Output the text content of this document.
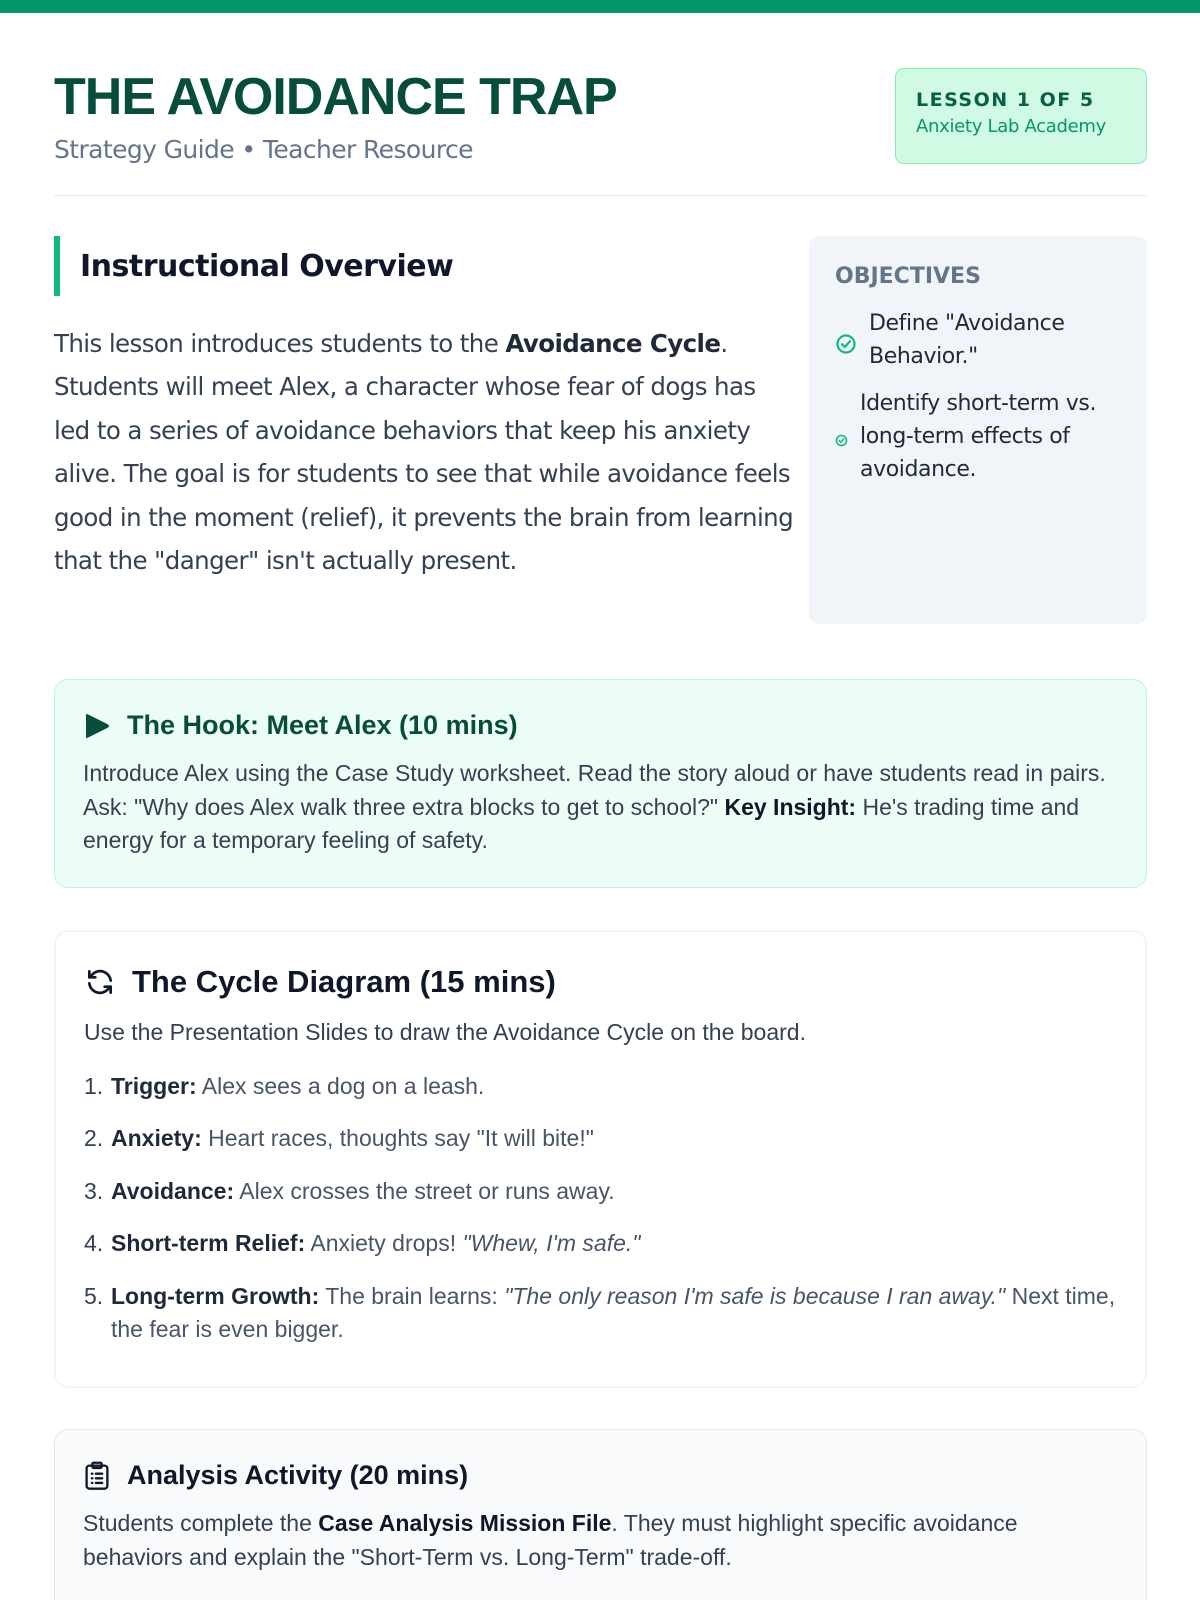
THE AVOIDANCE TRAP
Strategy Guide • Teacher Resource
LESSON 1 OF 5
Anxiety Lab Academy
Instructional Overview

This lesson introduces students to the Avoidance Cycle. Students will meet Alex, a character whose fear of dogs has led to a series of avoidance behaviors that keep his anxiety alive. The goal is for students to see that while avoidance feels good in the moment (relief), it prevents the brain from learning that the "danger" isn't actually present.

OBJECTIVES
Define "Avoidance Behavior."
Identify short-term vs. long-term effects of avoidance.
The Hook: Meet Alex (10 mins)

Introduce Alex using the Case Study worksheet. Read the story aloud or have students read in pairs. Ask: "Why does Alex walk three extra blocks to get to school?" Key Insight: He's trading time and energy for a temporary feeling of safety.

The Cycle Diagram (15 mins)

Use the Presentation Slides to draw the Avoidance Cycle on the board.

1. Trigger: Alex sees a dog on a leash.
2. Anxiety: Heart races, thoughts say "It will bite!"
3. Avoidance: Alex crosses the street or runs away.
4. Short-term Relief: Anxiety drops! "Whew, I'm safe."
5. Long-term Growth: The brain learns: "The only reason I'm safe is because I ran away." Next time, the fear is even bigger.
Analysis Activity (20 mins)

Students complete the Case Analysis Mission File. They must highlight specific avoidance behaviors and explain the "Short-Term vs. Long-Term" trade-off.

#### Task details
Exactly reproduce each record, leaving out any pictures.

#### Response to this exercise
Output the text content of this document.
THE AVOIDANCE TRAP
Strategy Guide • Teacher Resource
LESSON 1 OF 5
Anxiety Lab Academy
Instructional Overview

This lesson introduces students to the Avoidance Cycle. Students will meet Alex, a character whose fear of dogs has led to a series of avoidance behaviors that keep his anxiety alive. The goal is for students to see that while avoidance feels good in the moment (relief), it prevents the brain from learning that the "danger" isn't actually present.

OBJECTIVES
Define "Avoidance Behavior."
Identify short-term vs. long-term effects of avoidance.
The Hook: Meet Alex (10 mins)

Introduce Alex using the Case Study worksheet. Read the story aloud or have students read in pairs. Ask: "Why does Alex walk three extra blocks to get to school?" Key Insight: He's trading time and energy for a temporary feeling of safety.

The Cycle Diagram (15 mins)

Use the Presentation Slides to draw the Avoidance Cycle on the board.

1. Trigger: Alex sees a dog on a leash.
2. Anxiety: Heart races, thoughts say "It will bite!"
3. Avoidance: Alex crosses the street or runs away.
4. Short-term Relief: Anxiety drops! "Whew, I'm safe."
5. Long-term Growth: The brain learns: "The only reason I'm safe is because I ran away." Next time, the fear is even bigger.
Analysis Activity (20 mins)

Students complete the Case Analysis Mission File. They must highlight specific avoidance behaviors and explain the "Short-Term vs. Long-Term" trade-off.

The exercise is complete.